> Passage:
Housework, resentment, and power, in a different light

Housework will not get you to heaven. Image courtesy of Wikimedia commons.

For a period of my marriage I harbored resentment toward my husband, unfailingly gentle and hard-working, over questions of housework. It was all utterly typical. I felt my work was unappreciated and invisible to him. I felt I was left with more than my share of the work generated by the kids and the household. I felt resentful that he resented me when I got grumpy. There was little outward conflict between us–chilly silence is more my speed–but I would allow aggrieved accusations to play on repeat in my head as I stomped through my chores.

Observing recent conversations, I’ve realized that I don’t carry that kind of resentment anymore. The exhausting work of caring for small children has ended for me; no doubt that’s part of the change. But the mental load and time demands of a larger home and busier household remain on my plate. I think I’ve come to see myself, my work and my relationship differently over the past few years, and those changes have contributed to my present composure on these matters (though new challenges always arise in family life). For me, the most generative ideas have not been about gender roles and sexual politics, but about how I understand myself, my desire, my agency, and my husband’s agency.

> Data segment:
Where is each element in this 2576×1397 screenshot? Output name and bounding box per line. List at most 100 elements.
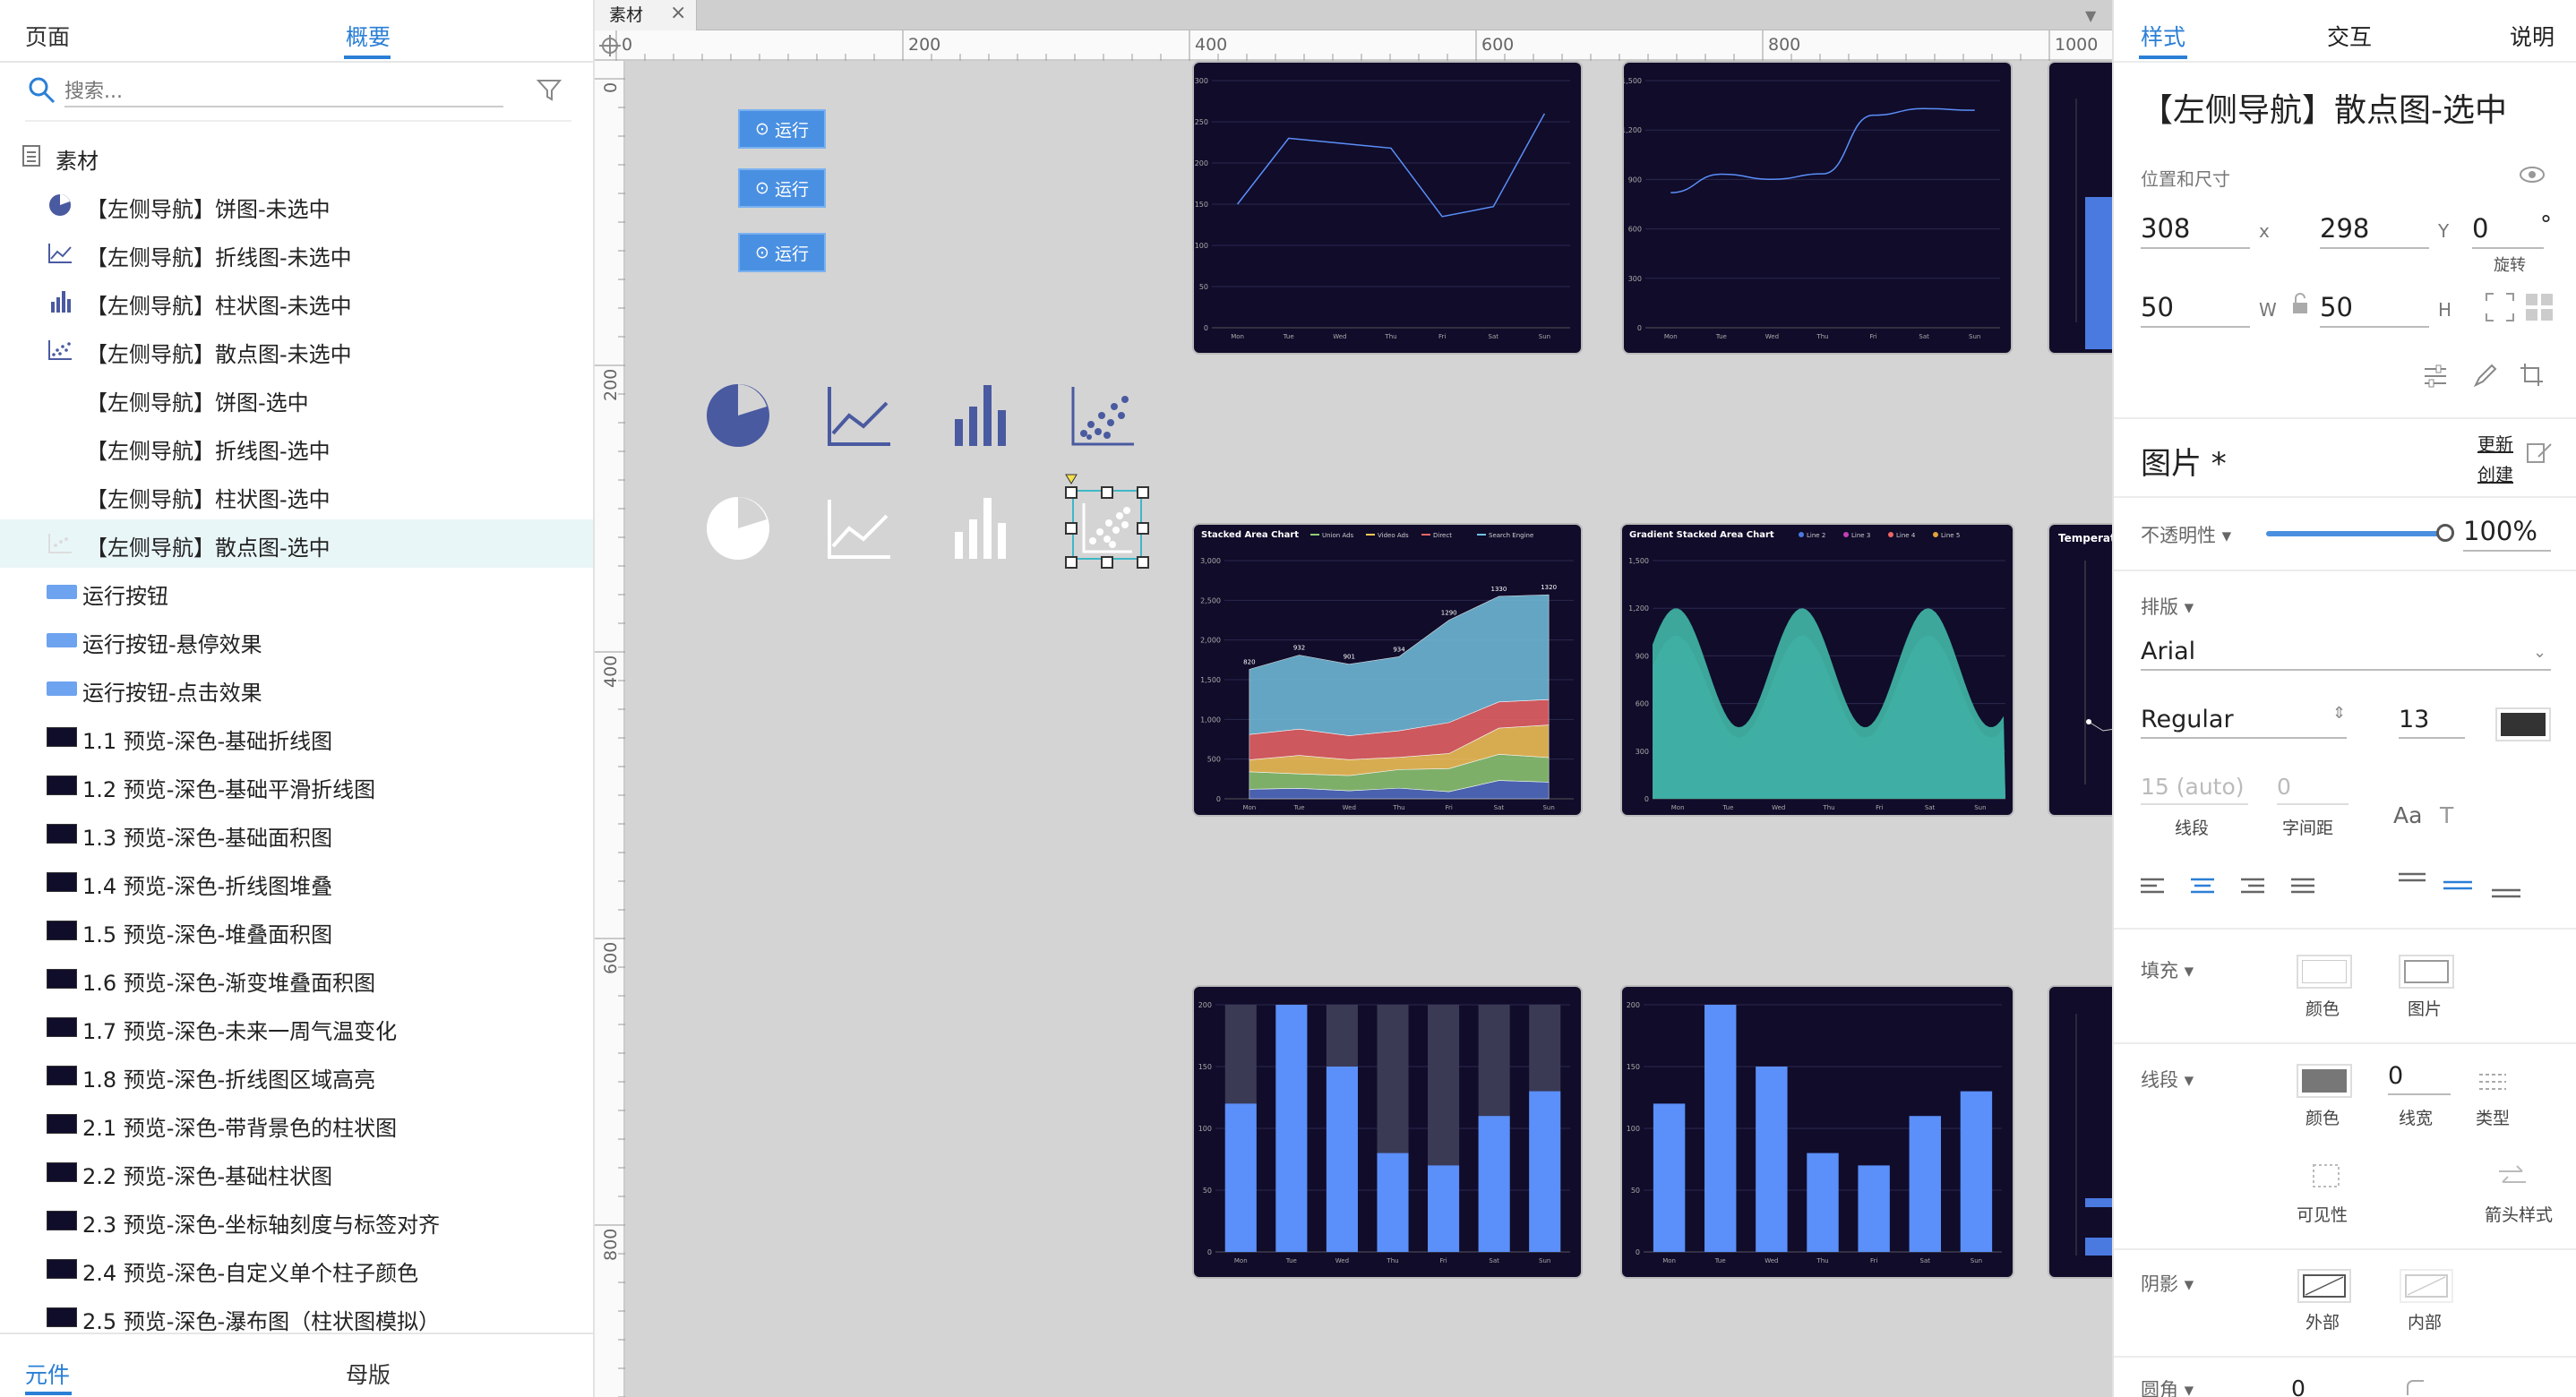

> Problem statement: Can you write out, word for word, the part of the housework essay starting at "Housework, resentment, and" and ending at "through my chores."?

> Answer to the exercise:
Housework, resentment, and power, in a different light

Housework will not get you to heaven. Image courtesy of Wikimedia commons.

For a period of my marriage I harbored resentment toward my husband, unfailingly gentle and hard-working, over questions of housework. It was all utterly typical. I felt my work was unappreciated and invisible to him. I felt I was left with more than my share of the work generated by the kids and the household. I felt resentful that he resented me when I got grumpy. There was little outward conflict between us–chilly silence is more my speed–but I would allow aggrieved accusations to play on repeat in my head as I stomped through my chores.